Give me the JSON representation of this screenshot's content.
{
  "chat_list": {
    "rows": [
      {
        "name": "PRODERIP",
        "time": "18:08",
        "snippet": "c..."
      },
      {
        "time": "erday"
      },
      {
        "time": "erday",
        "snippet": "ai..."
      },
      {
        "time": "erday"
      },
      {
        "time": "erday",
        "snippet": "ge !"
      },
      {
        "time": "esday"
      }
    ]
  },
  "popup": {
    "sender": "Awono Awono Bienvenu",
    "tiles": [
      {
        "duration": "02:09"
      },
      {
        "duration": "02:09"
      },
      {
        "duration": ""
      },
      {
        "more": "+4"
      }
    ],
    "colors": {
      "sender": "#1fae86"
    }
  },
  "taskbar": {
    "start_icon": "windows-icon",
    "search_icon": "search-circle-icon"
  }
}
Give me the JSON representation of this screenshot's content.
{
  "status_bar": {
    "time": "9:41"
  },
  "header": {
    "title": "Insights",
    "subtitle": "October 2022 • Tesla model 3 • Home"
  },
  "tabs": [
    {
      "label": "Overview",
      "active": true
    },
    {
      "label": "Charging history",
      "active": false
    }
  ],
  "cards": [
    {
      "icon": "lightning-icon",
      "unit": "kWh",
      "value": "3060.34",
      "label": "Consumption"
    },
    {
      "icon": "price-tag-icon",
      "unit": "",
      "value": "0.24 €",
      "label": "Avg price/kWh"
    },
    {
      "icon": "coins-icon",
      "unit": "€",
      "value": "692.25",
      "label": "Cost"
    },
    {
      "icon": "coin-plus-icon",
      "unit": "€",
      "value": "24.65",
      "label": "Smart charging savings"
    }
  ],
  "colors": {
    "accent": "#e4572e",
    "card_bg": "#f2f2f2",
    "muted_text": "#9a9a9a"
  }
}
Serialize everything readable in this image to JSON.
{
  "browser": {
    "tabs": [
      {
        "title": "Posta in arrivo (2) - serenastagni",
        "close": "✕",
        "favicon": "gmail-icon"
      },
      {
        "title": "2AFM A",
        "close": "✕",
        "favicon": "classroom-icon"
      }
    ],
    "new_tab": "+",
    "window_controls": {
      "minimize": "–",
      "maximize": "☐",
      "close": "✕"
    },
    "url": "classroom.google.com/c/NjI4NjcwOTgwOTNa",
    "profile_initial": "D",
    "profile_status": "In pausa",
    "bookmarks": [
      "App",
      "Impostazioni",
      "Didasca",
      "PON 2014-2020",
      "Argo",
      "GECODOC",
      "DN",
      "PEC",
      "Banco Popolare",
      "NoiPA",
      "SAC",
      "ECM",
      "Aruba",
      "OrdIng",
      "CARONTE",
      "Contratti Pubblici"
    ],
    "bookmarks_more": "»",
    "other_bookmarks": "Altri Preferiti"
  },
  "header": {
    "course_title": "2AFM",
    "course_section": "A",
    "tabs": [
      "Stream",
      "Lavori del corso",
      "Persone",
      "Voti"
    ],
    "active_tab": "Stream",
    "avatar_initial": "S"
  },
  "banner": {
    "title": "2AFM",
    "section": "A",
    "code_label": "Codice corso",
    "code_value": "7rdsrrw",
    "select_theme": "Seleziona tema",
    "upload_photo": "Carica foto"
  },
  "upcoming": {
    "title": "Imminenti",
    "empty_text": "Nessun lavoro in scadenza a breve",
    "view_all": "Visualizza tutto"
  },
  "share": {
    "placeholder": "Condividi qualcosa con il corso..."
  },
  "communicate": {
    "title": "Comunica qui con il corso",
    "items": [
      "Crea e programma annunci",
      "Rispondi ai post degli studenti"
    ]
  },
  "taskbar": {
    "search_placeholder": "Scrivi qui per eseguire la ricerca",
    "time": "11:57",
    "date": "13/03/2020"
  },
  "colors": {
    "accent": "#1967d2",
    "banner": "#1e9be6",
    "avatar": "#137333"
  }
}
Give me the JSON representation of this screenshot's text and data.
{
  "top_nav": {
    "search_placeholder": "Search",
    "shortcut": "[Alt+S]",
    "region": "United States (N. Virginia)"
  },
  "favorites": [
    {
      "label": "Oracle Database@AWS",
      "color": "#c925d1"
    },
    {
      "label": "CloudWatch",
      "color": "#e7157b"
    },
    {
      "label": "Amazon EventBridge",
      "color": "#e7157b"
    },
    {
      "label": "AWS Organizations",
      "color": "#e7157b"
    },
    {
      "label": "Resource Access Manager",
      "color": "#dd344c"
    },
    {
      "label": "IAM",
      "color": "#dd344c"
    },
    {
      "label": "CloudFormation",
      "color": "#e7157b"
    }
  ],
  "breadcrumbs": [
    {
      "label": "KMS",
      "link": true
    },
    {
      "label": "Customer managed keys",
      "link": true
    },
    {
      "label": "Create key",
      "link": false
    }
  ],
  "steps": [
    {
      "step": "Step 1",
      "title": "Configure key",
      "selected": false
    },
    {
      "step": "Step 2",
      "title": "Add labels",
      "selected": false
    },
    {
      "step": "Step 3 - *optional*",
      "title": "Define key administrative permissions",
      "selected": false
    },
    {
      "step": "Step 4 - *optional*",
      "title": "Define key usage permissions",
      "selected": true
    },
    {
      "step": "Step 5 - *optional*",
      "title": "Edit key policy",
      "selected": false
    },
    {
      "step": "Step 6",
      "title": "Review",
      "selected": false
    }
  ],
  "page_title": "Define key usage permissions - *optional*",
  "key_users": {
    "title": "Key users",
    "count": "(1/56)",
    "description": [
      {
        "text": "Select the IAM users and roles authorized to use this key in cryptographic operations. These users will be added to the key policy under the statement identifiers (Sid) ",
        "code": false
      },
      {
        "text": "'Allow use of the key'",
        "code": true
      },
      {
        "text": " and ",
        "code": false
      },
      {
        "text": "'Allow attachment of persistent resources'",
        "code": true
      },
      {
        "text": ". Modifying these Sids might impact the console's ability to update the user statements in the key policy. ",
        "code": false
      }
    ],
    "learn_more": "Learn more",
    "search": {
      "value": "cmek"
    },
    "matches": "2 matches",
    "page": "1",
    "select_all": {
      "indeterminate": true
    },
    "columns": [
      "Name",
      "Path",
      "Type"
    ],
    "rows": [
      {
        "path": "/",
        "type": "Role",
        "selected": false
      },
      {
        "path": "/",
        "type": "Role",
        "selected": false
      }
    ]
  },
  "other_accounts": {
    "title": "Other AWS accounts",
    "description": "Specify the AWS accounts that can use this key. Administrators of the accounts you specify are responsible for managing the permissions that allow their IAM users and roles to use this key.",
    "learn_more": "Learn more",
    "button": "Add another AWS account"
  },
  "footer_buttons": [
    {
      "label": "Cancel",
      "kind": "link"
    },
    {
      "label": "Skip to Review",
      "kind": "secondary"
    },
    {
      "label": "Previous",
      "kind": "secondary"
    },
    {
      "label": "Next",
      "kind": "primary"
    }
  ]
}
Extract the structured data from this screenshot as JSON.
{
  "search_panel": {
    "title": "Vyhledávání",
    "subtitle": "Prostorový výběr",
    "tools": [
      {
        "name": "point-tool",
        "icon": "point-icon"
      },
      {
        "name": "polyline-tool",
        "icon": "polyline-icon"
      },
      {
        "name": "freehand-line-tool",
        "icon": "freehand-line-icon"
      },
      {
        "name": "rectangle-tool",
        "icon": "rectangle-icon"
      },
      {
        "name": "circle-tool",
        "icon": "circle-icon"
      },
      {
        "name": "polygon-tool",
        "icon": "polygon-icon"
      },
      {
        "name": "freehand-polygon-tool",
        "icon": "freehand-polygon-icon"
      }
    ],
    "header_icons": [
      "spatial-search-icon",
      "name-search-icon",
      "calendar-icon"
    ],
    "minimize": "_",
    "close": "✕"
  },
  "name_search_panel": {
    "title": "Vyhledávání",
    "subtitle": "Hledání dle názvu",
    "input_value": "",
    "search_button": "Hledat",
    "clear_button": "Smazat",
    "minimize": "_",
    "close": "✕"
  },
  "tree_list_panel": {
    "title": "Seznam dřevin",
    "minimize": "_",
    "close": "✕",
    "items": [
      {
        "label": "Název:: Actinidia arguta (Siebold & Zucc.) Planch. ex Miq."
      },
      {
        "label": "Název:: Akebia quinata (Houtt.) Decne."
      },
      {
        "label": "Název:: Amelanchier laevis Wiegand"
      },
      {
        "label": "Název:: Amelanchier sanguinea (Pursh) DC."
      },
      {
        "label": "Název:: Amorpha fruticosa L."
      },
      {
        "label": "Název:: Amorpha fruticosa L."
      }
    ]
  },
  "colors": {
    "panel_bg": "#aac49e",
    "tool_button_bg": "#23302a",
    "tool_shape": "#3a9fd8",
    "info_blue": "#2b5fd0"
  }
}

Description of the task: Provide the number of lines containing the string "optional", with no other output.

Exercise result: 4